DATA SHOWN -
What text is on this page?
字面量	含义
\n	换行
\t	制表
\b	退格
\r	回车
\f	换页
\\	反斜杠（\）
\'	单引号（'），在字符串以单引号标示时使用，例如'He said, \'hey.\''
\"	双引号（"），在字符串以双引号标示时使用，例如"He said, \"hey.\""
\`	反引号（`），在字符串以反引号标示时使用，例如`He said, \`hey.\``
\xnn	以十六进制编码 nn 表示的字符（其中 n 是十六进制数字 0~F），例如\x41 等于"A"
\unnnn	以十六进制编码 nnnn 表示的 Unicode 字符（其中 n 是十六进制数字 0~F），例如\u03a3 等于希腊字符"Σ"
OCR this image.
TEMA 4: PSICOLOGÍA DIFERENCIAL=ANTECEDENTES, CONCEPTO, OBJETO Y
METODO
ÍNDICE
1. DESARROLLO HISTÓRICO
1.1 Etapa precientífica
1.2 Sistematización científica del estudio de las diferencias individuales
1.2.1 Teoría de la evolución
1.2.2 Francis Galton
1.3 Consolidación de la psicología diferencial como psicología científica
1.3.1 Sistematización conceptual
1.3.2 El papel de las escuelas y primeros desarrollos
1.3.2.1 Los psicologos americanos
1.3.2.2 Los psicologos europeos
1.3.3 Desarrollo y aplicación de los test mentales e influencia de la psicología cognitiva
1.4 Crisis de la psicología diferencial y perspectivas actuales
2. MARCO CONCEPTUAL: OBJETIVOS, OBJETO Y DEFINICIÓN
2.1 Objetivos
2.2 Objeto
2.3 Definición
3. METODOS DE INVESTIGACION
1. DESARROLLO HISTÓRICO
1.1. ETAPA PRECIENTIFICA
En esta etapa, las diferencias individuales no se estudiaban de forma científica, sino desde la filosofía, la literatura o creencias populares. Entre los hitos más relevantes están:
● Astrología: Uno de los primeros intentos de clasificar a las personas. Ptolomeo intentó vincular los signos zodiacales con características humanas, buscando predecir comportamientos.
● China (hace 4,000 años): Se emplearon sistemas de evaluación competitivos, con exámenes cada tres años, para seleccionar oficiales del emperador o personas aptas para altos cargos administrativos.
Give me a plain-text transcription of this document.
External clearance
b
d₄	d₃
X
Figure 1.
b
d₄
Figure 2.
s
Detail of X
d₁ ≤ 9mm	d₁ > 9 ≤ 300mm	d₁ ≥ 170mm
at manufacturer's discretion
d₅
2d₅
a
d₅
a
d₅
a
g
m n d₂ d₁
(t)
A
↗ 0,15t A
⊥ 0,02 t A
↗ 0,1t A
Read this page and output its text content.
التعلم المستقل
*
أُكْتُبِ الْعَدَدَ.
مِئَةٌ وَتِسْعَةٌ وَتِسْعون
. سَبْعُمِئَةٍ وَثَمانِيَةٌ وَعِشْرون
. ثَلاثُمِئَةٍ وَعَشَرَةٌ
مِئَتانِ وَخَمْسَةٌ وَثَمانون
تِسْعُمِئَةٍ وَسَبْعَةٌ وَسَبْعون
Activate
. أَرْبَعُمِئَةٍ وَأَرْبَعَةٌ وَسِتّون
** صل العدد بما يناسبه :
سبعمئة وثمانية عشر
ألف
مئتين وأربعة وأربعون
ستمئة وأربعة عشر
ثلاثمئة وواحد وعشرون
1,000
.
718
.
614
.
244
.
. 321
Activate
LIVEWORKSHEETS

REQUEST - Filter out every line that lacks the word "individuales", and copy the rest.

SOLUTION -
1.2 Sistematización científica del estudio de las diferencias individuales
En esta etapa, las diferencias individuales no se estudiaban de forma científica, sino desde la filosofía, la literatura o creencias populares. Entre los hitos más relevantes están:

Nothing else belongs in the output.